REQUEST:
Every line below is to be copied exactly, with the pictures left out.
── INFORMATION PROVIDED
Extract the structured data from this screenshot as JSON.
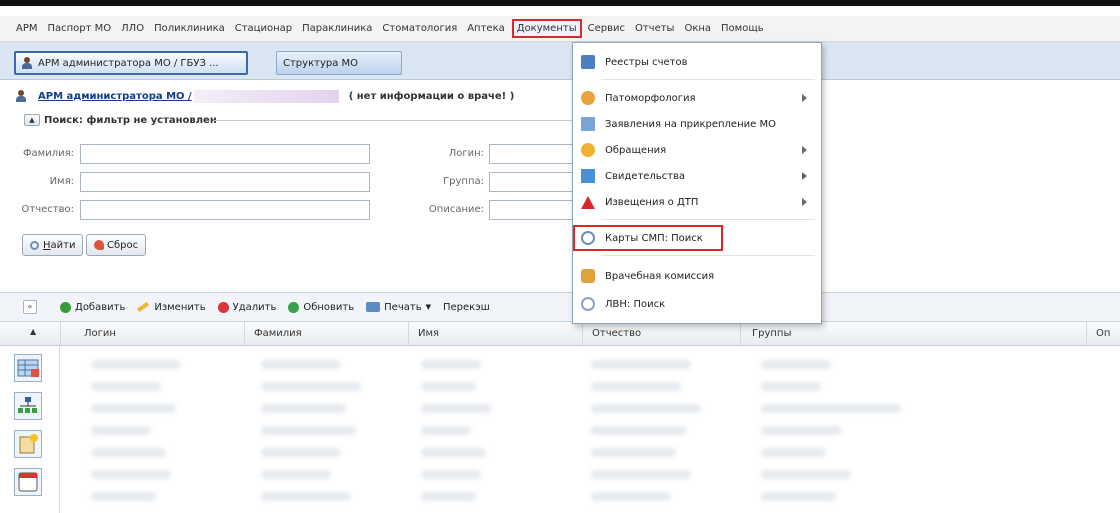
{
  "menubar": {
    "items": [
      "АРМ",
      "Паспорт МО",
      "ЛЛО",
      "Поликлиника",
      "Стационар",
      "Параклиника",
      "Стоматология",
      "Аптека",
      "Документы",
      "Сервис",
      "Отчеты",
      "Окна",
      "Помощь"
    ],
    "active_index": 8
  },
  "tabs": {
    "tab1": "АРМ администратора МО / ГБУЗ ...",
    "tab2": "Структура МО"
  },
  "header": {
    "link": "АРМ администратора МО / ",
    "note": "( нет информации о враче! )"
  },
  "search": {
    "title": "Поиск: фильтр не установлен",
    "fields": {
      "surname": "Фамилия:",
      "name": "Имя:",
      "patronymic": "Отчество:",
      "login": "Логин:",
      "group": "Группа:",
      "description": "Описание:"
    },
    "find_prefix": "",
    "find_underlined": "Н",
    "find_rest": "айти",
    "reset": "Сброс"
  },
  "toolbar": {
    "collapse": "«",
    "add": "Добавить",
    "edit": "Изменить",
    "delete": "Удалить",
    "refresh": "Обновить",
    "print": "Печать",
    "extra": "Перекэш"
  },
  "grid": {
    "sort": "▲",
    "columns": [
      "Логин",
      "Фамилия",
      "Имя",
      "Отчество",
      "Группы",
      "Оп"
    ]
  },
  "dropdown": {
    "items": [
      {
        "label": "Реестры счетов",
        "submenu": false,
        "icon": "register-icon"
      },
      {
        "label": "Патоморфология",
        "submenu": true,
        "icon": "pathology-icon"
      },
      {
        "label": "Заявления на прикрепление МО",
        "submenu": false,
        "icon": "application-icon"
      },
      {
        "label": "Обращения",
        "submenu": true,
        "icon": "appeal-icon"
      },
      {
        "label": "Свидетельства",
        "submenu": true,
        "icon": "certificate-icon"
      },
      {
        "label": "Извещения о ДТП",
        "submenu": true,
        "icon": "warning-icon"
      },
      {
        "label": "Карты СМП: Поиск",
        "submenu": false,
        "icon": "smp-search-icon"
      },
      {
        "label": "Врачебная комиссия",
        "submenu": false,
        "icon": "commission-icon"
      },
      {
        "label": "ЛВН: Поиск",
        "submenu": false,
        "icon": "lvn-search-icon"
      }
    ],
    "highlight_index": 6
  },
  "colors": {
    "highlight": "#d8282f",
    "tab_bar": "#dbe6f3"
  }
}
────
ANSWER:
Extract the structured data from this screenshot as JSON.
{
  "menubar": {
    "items": [
      "АРМ",
      "Паспорт МО",
      "ЛЛО",
      "Поликлиника",
      "Стационар",
      "Параклиника",
      "Стоматология",
      "Аптека",
      "Документы",
      "Сервис",
      "Отчеты",
      "Окна",
      "Помощь"
    ],
    "active_index": 8
  },
  "tabs": {
    "tab1": "АРМ администратора МО / ГБУЗ ...",
    "tab2": "Структура МО"
  },
  "header": {
    "link": "АРМ администратора МО / ",
    "note": "( нет информации о враче! )"
  },
  "search": {
    "title": "Поиск: фильтр не установлен",
    "fields": {
      "surname": "Фамилия:",
      "name": "Имя:",
      "patronymic": "Отчество:",
      "login": "Логин:",
      "group": "Группа:",
      "description": "Описание:"
    },
    "find_prefix": "",
    "find_underlined": "Н",
    "find_rest": "айти",
    "reset": "Сброс"
  },
  "toolbar": {
    "collapse": "«",
    "add": "Добавить",
    "edit": "Изменить",
    "delete": "Удалить",
    "refresh": "Обновить",
    "print": "Печать",
    "extra": "Перекэш"
  },
  "grid": {
    "sort": "▲",
    "columns": [
      "Логин",
      "Фамилия",
      "Имя",
      "Отчество",
      "Группы",
      "Оп"
    ]
  },
  "dropdown": {
    "items": [
      {
        "label": "Реестры счетов",
        "submenu": false,
        "icon": "register-icon"
      },
      {
        "label": "Патоморфология",
        "submenu": true,
        "icon": "pathology-icon"
      },
      {
        "label": "Заявления на прикрепление МО",
        "submenu": false,
        "icon": "application-icon"
      },
      {
        "label": "Обращения",
        "submenu": true,
        "icon": "appeal-icon"
      },
      {
        "label": "Свидетельства",
        "submenu": true,
        "icon": "certificate-icon"
      },
      {
        "label": "Извещения о ДТП",
        "submenu": true,
        "icon": "warning-icon"
      },
      {
        "label": "Карты СМП: Поиск",
        "submenu": false,
        "icon": "smp-search-icon"
      },
      {
        "label": "Врачебная комиссия",
        "submenu": false,
        "icon": "commission-icon"
      },
      {
        "label": "ЛВН: Поиск",
        "submenu": false,
        "icon": "lvn-search-icon"
      }
    ],
    "highlight_index": 6
  },
  "colors": {
    "highlight": "#d8282f",
    "tab_bar": "#dbe6f3"
  }
}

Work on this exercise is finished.